(What is needed): The listing should be returned in its entirety, exactly as given.
=== Supplied data ===
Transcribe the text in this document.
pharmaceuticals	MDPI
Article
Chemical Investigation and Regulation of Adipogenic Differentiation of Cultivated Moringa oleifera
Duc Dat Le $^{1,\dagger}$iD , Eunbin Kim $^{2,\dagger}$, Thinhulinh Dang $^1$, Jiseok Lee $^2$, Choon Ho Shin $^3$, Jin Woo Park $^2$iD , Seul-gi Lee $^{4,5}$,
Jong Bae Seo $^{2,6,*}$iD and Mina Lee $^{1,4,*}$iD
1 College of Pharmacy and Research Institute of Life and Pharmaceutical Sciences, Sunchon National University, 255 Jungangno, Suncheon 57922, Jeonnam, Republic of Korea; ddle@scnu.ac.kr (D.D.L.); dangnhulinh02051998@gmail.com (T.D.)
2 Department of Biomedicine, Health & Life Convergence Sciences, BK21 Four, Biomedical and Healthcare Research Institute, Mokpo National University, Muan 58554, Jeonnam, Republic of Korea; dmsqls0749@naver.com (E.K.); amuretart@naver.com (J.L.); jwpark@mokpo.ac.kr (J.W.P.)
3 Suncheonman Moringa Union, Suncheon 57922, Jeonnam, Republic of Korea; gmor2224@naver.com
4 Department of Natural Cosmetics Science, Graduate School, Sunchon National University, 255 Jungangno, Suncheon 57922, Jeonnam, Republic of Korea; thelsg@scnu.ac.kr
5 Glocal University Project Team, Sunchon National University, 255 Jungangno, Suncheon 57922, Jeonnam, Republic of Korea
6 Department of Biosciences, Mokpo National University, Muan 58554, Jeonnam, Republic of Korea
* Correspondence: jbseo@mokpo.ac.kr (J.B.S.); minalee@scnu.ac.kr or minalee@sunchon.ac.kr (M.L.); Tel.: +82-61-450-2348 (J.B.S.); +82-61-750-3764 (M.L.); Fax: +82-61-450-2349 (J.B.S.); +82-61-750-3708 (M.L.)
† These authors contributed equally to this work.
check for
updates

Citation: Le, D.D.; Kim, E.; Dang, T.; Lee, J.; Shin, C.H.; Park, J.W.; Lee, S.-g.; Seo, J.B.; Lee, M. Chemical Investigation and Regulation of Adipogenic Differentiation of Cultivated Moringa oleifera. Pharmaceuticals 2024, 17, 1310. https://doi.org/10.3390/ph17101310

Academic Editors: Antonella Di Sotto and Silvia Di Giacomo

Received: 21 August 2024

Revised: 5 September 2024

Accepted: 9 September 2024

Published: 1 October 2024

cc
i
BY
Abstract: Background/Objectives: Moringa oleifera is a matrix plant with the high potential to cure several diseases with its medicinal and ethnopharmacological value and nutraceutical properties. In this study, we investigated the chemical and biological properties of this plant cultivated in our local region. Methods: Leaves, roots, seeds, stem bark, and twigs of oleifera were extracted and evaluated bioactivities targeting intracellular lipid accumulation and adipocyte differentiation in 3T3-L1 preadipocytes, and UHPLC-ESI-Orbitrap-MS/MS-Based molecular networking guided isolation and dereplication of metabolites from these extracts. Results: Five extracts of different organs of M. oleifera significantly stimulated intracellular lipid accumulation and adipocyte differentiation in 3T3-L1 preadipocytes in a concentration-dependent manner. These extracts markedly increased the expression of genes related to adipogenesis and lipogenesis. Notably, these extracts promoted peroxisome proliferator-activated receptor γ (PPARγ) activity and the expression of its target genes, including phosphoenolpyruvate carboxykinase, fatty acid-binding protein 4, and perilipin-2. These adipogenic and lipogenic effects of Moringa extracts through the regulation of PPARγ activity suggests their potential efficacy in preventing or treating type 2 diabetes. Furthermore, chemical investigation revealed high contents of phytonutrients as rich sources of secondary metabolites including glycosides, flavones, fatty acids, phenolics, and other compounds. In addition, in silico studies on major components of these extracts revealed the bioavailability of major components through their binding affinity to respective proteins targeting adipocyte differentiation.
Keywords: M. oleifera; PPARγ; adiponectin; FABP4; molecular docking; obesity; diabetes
===
(Solution):
Transcribe the text in this document.
pharmaceuticals	MDPI
Article
Chemical Investigation and Regulation of Adipogenic Differentiation of Cultivated Moringa oleifera
Duc Dat Le $^{1,\dagger}$iD , Eunbin Kim $^{2,\dagger}$, Thinhulinh Dang $^1$, Jiseok Lee $^2$, Choon Ho Shin $^3$, Jin Woo Park $^2$iD , Seul-gi Lee $^{4,5}$,
Jong Bae Seo $^{2,6,*}$iD and Mina Lee $^{1,4,*}$iD
1 College of Pharmacy and Research Institute of Life and Pharmaceutical Sciences, Sunchon National University, 255 Jungangno, Suncheon 57922, Jeonnam, Republic of Korea; ddle@scnu.ac.kr (D.D.L.); dangnhulinh02051998@gmail.com (T.D.)
2 Department of Biomedicine, Health & Life Convergence Sciences, BK21 Four, Biomedical and Healthcare Research Institute, Mokpo National University, Muan 58554, Jeonnam, Republic of Korea; dmsqls0749@naver.com (E.K.); amuretart@naver.com (J.L.); jwpark@mokpo.ac.kr (J.W.P.)
3 Suncheonman Moringa Union, Suncheon 57922, Jeonnam, Republic of Korea; gmor2224@naver.com
4 Department of Natural Cosmetics Science, Graduate School, Sunchon National University, 255 Jungangno, Suncheon 57922, Jeonnam, Republic of Korea; thelsg@scnu.ac.kr
5 Glocal University Project Team, Sunchon National University, 255 Jungangno, Suncheon 57922, Jeonnam, Republic of Korea
6 Department of Biosciences, Mokpo National University, Muan 58554, Jeonnam, Republic of Korea
* Correspondence: jbseo@mokpo.ac.kr (J.B.S.); minalee@scnu.ac.kr or minalee@sunchon.ac.kr (M.L.); Tel.: +82-61-450-2348 (J.B.S.); +82-61-750-3764 (M.L.); Fax: +82-61-450-2349 (J.B.S.); +82-61-750-3708 (M.L.)
† These authors contributed equally to this work.
check for
updates

Citation: Le, D.D.; Kim, E.; Dang, T.; Lee, J.; Shin, C.H.; Park, J.W.; Lee, S.-g.; Seo, J.B.; Lee, M. Chemical Investigation and Regulation of Adipogenic Differentiation of Cultivated Moringa oleifera. Pharmaceuticals 2024, 17, 1310. https://doi.org/10.3390/ph17101310

Academic Editors: Antonella Di Sotto and Silvia Di Giacomo

Received: 21 August 2024

Revised: 5 September 2024

Accepted: 9 September 2024

Published: 1 October 2024

cc
i
BY
Abstract: Background/Objectives: Moringa oleifera is a matrix plant with the high potential to cure several diseases with its medicinal and ethnopharmacological value and nutraceutical properties. In this study, we investigated the chemical and biological properties of this plant cultivated in our local region. Methods: Leaves, roots, seeds, stem bark, and twigs of oleifera were extracted and evaluated bioactivities targeting intracellular lipid accumulation and adipocyte differentiation in 3T3-L1 preadipocytes, and UHPLC-ESI-Orbitrap-MS/MS-Based molecular networking guided isolation and dereplication of metabolites from these extracts. Results: Five extracts of different organs of M. oleifera significantly stimulated intracellular lipid accumulation and adipocyte differentiation in 3T3-L1 preadipocytes in a concentration-dependent manner. These extracts markedly increased the expression of genes related to adipogenesis and lipogenesis. Notably, these extracts promoted peroxisome proliferator-activated receptor γ (PPARγ) activity and the expression of its target genes, including phosphoenolpyruvate carboxykinase, fatty acid-binding protein 4, and perilipin-2. These adipogenic and lipogenic effects of Moringa extracts through the regulation of PPARγ activity suggests their potential efficacy in preventing or treating type 2 diabetes. Furthermore, chemical investigation revealed high contents of phytonutrients as rich sources of secondary metabolites including glycosides, flavones, fatty acids, phenolics, and other compounds. In addition, in silico studies on major components of these extracts revealed the bioavailability of major components through their binding affinity to respective proteins targeting adipocyte differentiation.
Keywords: M. oleifera; PPARγ; adiponectin; FABP4; molecular docking; obesity; diabetes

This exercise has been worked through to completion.